* Begin RECORDS *
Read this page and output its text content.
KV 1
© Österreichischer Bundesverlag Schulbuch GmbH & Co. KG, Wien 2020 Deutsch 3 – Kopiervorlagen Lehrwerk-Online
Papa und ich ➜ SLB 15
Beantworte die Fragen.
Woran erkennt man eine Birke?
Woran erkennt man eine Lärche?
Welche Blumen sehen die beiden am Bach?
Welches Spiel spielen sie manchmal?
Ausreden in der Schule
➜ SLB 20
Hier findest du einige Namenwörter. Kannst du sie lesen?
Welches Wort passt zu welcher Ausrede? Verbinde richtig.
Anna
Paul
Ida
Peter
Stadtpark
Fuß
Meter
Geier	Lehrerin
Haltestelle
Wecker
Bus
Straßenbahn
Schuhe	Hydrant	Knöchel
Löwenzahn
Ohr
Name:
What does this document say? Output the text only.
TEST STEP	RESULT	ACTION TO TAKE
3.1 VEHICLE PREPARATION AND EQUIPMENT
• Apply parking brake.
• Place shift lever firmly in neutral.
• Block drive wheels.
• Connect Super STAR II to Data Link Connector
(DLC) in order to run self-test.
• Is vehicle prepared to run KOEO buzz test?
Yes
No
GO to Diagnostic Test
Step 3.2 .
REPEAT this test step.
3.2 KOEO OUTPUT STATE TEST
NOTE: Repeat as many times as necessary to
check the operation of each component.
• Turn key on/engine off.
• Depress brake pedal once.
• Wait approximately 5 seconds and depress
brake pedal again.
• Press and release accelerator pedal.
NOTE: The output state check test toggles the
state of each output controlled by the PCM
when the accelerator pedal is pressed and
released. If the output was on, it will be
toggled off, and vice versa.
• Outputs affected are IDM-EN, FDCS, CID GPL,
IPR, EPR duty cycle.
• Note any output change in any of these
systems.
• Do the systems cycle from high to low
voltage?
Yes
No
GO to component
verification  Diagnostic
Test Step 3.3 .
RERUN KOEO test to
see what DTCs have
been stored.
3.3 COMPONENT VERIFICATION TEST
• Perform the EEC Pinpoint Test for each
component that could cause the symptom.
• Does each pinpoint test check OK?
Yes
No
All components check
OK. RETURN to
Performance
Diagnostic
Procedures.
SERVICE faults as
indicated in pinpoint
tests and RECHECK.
* End RECORDS *
SET PROBLEM: Recite the full listing above exactly.

ANSWER TO THE TASK:
Read this page and output its text content.
KV 1
© Österreichischer Bundesverlag Schulbuch GmbH & Co. KG, Wien 2020 Deutsch 3 – Kopiervorlagen Lehrwerk-Online
Papa und ich ➜ SLB 15
Beantworte die Fragen.
Woran erkennt man eine Birke?
Woran erkennt man eine Lärche?
Welche Blumen sehen die beiden am Bach?
Welches Spiel spielen sie manchmal?
Ausreden in der Schule
➜ SLB 20
Hier findest du einige Namenwörter. Kannst du sie lesen?
Welches Wort passt zu welcher Ausrede? Verbinde richtig.
Anna
Paul
Ida
Peter
Stadtpark
Fuß
Meter
Geier	Lehrerin
Haltestelle
Wecker
Bus
Straßenbahn
Schuhe	Hydrant	Knöchel
Löwenzahn
Ohr
Name:
What does this document say? Output the text only.
TEST STEP	RESULT	ACTION TO TAKE
3.1 VEHICLE PREPARATION AND EQUIPMENT
• Apply parking brake.
• Place shift lever firmly in neutral.
• Block drive wheels.
• Connect Super STAR II to Data Link Connector
(DLC) in order to run self-test.
• Is vehicle prepared to run KOEO buzz test?
Yes
No
GO to Diagnostic Test
Step 3.2 .
REPEAT this test step.
3.2 KOEO OUTPUT STATE TEST
NOTE: Repeat as many times as necessary to
check the operation of each component.
• Turn key on/engine off.
• Depress brake pedal once.
• Wait approximately 5 seconds and depress
brake pedal again.
• Press and release accelerator pedal.
NOTE: The output state check test toggles the
state of each output controlled by the PCM
when the accelerator pedal is pressed and
released. If the output was on, it will be
toggled off, and vice versa.
• Outputs affected are IDM-EN, FDCS, CID GPL,
IPR, EPR duty cycle.
• Note any output change in any of these
systems.
• Do the systems cycle from high to low
voltage?
Yes
No
GO to component
verification  Diagnostic
Test Step 3.3 .
RERUN KOEO test to
see what DTCs have
been stored.
3.3 COMPONENT VERIFICATION TEST
• Perform the EEC Pinpoint Test for each
component that could cause the symptom.
• Does each pinpoint test check OK?
Yes
No
All components check
OK. RETURN to
Performance
Diagnostic
Procedures.
SERVICE faults as
indicated in pinpoint
tests and RECHECK.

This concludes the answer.